WRITTEN TASK
List every value in the text on amplifier power and listening levels that is given with the unit "dB SPL".
[begin TEXT EXTRACT]
In a normal listening room (15-30 square meters, medium wall absorbption) this means than you can easily get more than 95 dB SPL.
The comfort zone for 90% of listeners is 70-75dB SPL average, 85 dB SPL peak.
Above 80 dB SPL hearing is temporarily impaired.
You may desire more than 15 W just to boost bass in case your speaker cuts 6-10 dB below 80 Hz (which is a common problem).
After many years of listening I use a bass-high loudness circuit of my design or an equalizer to compensate for the ambient bass-high loss and I do not need more than 10-15 W.
I use both OTL and standard PP.
Omnes feriunt, ultima necat.
The amount of sound pressure capacity you need is a subject of differing opinions and significant debate. Most music is severely compressed so there is not a lot of need for headroom to reproduce the dynamics, although most would tend to play that music louder to make up for the poorer dynamics.
But really well recorded music can have 20 db or more of dynamic peaks which could be truncated if the amp is not capable of reproducing such peaks. If you want to reproduce the sound pressure in a symphony concert hall, you probably would want to be able to play at about 95 db for the crescendos plus additional headroom for dynamics. If you want to have the capability to reproduce a rock concert, then you probably would want to play even louder - over 100 db. This is why some design for 105, 110 or 115 db output (and some even more) to play music at actual event levels and to cover the dynamic peaks in the music. Of course, this may not be good for your hearing....
Retsel
86 db into 8 or 4 ohms? So whatcha gettin'?
See link.
[end TEXT EXTRACT]
[begin DATASET ROWS]
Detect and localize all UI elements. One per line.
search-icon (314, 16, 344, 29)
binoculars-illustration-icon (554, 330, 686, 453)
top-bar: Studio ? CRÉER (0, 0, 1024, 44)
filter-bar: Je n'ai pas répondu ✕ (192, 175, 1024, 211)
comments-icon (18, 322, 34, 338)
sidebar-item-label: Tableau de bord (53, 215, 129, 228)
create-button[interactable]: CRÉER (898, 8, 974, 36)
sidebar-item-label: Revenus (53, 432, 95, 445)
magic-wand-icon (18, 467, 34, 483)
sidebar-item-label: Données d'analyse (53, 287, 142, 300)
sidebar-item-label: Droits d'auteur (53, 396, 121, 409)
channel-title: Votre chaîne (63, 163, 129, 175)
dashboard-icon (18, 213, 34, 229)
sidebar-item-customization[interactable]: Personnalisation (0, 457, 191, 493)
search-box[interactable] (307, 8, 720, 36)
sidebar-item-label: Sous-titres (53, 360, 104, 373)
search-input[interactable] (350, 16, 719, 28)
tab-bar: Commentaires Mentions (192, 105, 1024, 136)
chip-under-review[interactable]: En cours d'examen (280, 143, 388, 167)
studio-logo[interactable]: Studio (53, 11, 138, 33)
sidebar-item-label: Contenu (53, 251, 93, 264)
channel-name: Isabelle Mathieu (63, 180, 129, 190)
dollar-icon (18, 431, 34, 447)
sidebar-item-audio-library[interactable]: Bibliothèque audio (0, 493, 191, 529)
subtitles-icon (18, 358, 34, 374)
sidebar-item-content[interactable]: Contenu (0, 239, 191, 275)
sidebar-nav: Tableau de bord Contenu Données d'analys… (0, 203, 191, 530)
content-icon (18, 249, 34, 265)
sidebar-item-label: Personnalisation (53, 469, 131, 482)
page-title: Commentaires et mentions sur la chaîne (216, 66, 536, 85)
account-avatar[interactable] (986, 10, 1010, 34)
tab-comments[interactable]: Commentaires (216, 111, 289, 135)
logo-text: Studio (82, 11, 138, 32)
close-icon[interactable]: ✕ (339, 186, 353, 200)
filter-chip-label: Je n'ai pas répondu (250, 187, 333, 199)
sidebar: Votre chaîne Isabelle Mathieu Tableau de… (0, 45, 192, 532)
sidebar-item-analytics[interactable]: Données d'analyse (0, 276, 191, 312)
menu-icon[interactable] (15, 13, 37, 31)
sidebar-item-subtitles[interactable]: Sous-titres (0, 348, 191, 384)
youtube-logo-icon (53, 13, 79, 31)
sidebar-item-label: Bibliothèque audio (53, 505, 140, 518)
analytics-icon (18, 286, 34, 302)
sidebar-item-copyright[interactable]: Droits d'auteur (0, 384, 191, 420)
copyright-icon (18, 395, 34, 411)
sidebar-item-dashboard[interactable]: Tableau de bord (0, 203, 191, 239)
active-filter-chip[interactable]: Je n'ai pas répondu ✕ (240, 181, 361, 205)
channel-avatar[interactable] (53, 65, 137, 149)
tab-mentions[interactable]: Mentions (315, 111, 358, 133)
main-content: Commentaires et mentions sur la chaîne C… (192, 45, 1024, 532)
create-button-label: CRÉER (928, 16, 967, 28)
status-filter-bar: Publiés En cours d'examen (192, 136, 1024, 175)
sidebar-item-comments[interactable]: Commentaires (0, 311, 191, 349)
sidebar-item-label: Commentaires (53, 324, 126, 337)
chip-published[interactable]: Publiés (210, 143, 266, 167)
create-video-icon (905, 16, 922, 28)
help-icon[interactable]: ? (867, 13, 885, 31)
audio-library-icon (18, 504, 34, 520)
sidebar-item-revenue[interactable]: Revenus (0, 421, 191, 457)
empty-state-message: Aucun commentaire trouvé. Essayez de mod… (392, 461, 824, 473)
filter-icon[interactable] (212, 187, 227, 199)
[end DATASET ROWS]
ANSWER TO THE PROBLEM
- more than 95 dB SPL
- 70-75 dB SPL (average)
- 85 dB SPL (peak)
- 80 dB SPL